● Exercise description:
Output every line of the records below as a JSON list of strings, one string per line, leaving out any blank lines.

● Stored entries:
+ + +

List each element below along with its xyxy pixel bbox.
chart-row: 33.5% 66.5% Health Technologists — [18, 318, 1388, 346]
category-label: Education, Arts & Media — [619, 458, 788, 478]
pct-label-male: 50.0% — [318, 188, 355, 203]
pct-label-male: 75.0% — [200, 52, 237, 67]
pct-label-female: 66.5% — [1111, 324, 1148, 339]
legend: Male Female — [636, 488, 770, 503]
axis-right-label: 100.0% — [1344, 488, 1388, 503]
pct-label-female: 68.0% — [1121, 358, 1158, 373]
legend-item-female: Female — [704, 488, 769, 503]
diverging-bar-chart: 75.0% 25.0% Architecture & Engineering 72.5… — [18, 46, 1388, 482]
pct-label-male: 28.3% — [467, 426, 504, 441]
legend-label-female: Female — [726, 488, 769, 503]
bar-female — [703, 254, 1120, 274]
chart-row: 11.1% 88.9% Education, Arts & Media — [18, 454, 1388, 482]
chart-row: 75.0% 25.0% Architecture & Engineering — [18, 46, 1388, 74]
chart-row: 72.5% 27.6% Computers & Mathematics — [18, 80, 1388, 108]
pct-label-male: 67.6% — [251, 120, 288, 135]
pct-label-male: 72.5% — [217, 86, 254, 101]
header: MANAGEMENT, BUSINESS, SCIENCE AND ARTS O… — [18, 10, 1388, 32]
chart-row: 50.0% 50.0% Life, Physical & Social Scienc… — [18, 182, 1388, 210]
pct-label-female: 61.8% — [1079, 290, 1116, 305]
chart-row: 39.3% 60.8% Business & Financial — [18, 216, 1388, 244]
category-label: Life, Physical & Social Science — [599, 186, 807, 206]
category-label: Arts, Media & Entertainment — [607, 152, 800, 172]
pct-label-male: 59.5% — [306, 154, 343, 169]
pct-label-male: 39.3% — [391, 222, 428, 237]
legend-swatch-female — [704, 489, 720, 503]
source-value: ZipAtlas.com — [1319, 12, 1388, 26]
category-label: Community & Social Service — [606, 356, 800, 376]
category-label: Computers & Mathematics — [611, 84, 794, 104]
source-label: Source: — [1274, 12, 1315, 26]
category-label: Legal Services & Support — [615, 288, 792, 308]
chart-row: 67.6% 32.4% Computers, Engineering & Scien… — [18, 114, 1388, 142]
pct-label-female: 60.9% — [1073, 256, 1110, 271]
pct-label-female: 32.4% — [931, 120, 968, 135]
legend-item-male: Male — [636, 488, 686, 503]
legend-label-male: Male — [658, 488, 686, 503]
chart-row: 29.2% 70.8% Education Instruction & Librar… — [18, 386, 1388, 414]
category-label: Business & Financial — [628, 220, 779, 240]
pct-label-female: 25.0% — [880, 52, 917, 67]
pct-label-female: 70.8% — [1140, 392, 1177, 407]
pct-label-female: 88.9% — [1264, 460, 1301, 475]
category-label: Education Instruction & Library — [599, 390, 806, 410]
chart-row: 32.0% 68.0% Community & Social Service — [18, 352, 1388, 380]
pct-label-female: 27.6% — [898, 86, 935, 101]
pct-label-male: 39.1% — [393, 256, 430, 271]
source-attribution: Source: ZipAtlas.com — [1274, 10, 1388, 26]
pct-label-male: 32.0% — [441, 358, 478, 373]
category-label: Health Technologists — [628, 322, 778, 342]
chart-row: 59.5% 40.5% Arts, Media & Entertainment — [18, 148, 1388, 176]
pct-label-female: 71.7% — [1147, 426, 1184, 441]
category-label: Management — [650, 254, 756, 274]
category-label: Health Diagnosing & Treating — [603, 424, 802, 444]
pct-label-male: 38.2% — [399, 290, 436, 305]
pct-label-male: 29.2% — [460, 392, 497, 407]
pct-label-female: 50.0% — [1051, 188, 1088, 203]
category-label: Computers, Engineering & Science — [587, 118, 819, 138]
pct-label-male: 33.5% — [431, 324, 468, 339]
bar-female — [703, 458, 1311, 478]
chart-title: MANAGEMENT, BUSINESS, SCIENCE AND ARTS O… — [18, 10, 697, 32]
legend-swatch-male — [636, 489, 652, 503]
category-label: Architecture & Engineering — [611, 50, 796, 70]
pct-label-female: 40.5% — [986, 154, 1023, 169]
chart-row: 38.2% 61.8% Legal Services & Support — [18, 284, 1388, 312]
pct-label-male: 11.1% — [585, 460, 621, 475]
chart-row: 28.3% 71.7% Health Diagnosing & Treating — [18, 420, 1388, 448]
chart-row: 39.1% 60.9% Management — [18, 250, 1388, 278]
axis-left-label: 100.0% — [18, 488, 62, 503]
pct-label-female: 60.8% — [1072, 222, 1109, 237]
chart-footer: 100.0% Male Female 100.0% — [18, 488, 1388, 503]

+ + +

● Response to this exercise:
[
  "List each element below along with its xyxy pixel bbox.",
  "chart-row: 33.5% 66.5% Health Technologists — [18, 318, 1388, 346]",
  "category-label: Education, Arts & Media — [619, 458, 788, 478]",
  "pct-label-male: 50.0% — [318, 188, 355, 203]",
  "pct-label-male: 75.0% — [200, 52, 237, 67]",
  "pct-label-female: 66.5% — [1111, 324, 1148, 339]",
  "legend: Male Female — [636, 488, 770, 503]",
  "axis-right-label: 100.0% — [1344, 488, 1388, 503]",
  "pct-label-female: 68.0% — [1121, 358, 1158, 373]",
  "legend-item-female: Female — [704, 488, 769, 503]",
  "diverging-bar-chart: 75.0% 25.0% Architecture & Engineering 72.5… — [18, 46, 1388, 482]",
  "pct-label-male: 28.3% — [467, 426, 504, 441]",
  "legend-label-female: Female — [726, 488, 769, 503]",
  "bar-female — [703, 254, 1120, 274]",
  "chart-row: 11.1% 88.9% Education, Arts & Media — [18, 454, 1388, 482]",
  "chart-row: 75.0% 25.0% Architecture & Engineering — [18, 46, 1388, 74]",
  "chart-row: 72.5% 27.6% Computers & Mathematics — [18, 80, 1388, 108]",
  "pct-label-male: 67.6% — [251, 120, 288, 135]",
  "pct-label-male: 72.5% — [217, 86, 254, 101]",
  "header: MANAGEMENT, BUSINESS, SCIENCE AND ARTS O… — [18, 10, 1388, 32]",
  "chart-row: 50.0% 50.0% Life, Physical & Social Scienc… — [18, 182, 1388, 210]",
  "pct-label-female: 61.8% — [1079, 290, 1116, 305]",
  "chart-row: 39.3% 60.8% Business & Financial — [18, 216, 1388, 244]",
  "category-label: Life, Physical & Social Science — [599, 186, 807, 206]",
  "category-label: Arts, Media & Entertainment — [607, 152, 800, 172]",
  "pct-label-male: 59.5% — [306, 154, 343, 169]",
  "pct-label-male: 39.3% — [391, 222, 428, 237]",
  "legend-swatch-female — [704, 489, 720, 503]",
  "source-value: ZipAtlas.com — [1319, 12, 1388, 26]",
  "category-label: Community & Social Service — [606, 356, 800, 376]",
  "category-label: Computers & Mathematics — [611, 84, 794, 104]",
  "source-label: Source: — [1274, 12, 1315, 26]",
  "category-label: Legal Services & Support — [615, 288, 792, 308]",
  "chart-row: 67.6% 32.4% Computers, Engineering & Scien… — [18, 114, 1388, 142]",
  "pct-label-female: 60.9% — [1073, 256, 1110, 271]",
  "pct-label-female: 32.4% — [931, 120, 968, 135]",
  "legend-item-male: Male — [636, 488, 686, 503]",
  "legend-label-male: Male — [658, 488, 686, 503]",
  "chart-row: 29.2% 70.8% Education Instruction & Librar… — [18, 386, 1388, 414]",
  "category-label: Business & Financial — [628, 220, 779, 240]",
  "pct-label-female: 25.0% — [880, 52, 917, 67]",
  "pct-label-female: 70.8% — [1140, 392, 1177, 407]",
  "pct-label-female: 88.9% — [1264, 460, 1301, 475]",
  "category-label: Education Instruction & Library — [599, 390, 806, 410]",
  "chart-row: 32.0% 68.0% Community & Social Service — [18, 352, 1388, 380]",
  "pct-label-female: 27.6% — [898, 86, 935, 101]",
  "pct-label-male: 39.1% — [393, 256, 430, 271]",
  "source-attribution: Source: ZipAtlas.com — [1274, 10, 1388, 26]",
  "pct-label-male: 32.0% — [441, 358, 478, 373]",
  "category-label: Health Technologists — [628, 322, 778, 342]",
  "chart-row: 59.5% 40.5% Arts, Media & Entertainment — [18, 148, 1388, 176]",
  "pct-label-female: 71.7% — [1147, 426, 1184, 441]",
  "category-label: Management — [650, 254, 756, 274]",
  "category-label: Health Diagnosing & Treating — [603, 424, 802, 444]",
  "pct-label-male: 38.2% — [399, 290, 436, 305]",
  "pct-label-male: 29.2% — [460, 392, 497, 407]",
  "pct-label-female: 50.0% — [1051, 188, 1088, 203]",
  "category-label: Computers, Engineering & Science — [587, 118, 819, 138]",
  "pct-label-male: 33.5% — [431, 324, 468, 339]",
  "bar-female — [703, 458, 1311, 478]",
  "chart-title: MANAGEMENT, BUSINESS, SCIENCE AND ARTS O… — [18, 10, 697, 32]",
  "legend-swatch-male — [636, 489, 652, 503]",
  "category-label: Architecture & Engineering — [611, 50, 796, 70]",
  "pct-label-female: 40.5% — [986, 154, 1023, 169]",
  "chart-row: 38.2% 61.8% Legal Services & Support — [18, 284, 1388, 312]",
  "pct-label-male: 11.1% — [585, 460, 621, 475]",
  "chart-row: 28.3% 71.7% Health Diagnosing & Treating — [18, 420, 1388, 448]",
  "chart-row: 39.1% 60.9% Management — [18, 250, 1388, 278]",
  "axis-left-label: 100.0% — [18, 488, 62, 503]",
  "pct-label-female: 60.8% — [1072, 222, 1109, 237]",
  "chart-footer: 100.0% Male Female 100.0% — [18, 488, 1388, 503]"
]